◆ **Work to be completed**
Scan the listing below and copy every line holding "color".

◆ **Data records**
»»

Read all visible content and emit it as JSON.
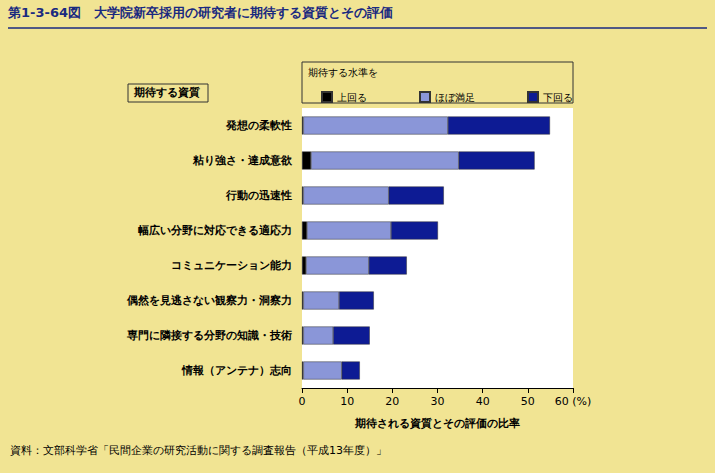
{
  "chart_data": {
    "type": "bar",
    "title": "第1-3-64図　大学院新卒採用の研究者に期待する資質とその評価",
    "ylabel": "期待する資質",
    "xlabel": "期待される資質とその評価の比率",
    "legend_title": "期待する水準を",
    "source": "資料：文部科学省「民間企業の研究活動に関する調査報告（平成13年度）」",
    "categories": [
      "発想の柔軟性",
      "粘り強さ・達成意欲",
      "行動の迅速性",
      "幅広い分野に対応できる適応力",
      "コミュニケーション能力",
      "偶然を見逃さない観察力・洞察力",
      "専門に隣接する分野の知識・技術",
      "情報（アンテナ）志向"
    ],
    "series": [
      {
        "name": "上回る",
        "color": "#000000",
        "values": [
          0.3,
          2.0,
          0.3,
          1.1,
          0.9,
          0.3,
          0.3,
          0.3
        ]
      },
      {
        "name": "ほぼ満足",
        "color": "#8a96d8",
        "values": [
          32.0,
          32.7,
          18.9,
          18.6,
          13.9,
          7.9,
          6.6,
          8.5
        ]
      },
      {
        "name": "下回る",
        "color": "#0d1b94",
        "values": [
          22.6,
          16.8,
          12.2,
          10.4,
          8.4,
          7.7,
          8.1,
          4.0
        ]
      }
    ],
    "xlim": [
      0,
      60
    ],
    "xticks": [
      0,
      10,
      20,
      30,
      40,
      50,
      {
        "value": 60,
        "label": "60 (%)"
      }
    ],
    "orientation": "horizontal",
    "stacked": true,
    "grid": false,
    "legend": "top"
  }
}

««

◆ **Exercise response**
        "color": "#000000",
        "color": "#8a96d8",
        "color": "#0d1b94",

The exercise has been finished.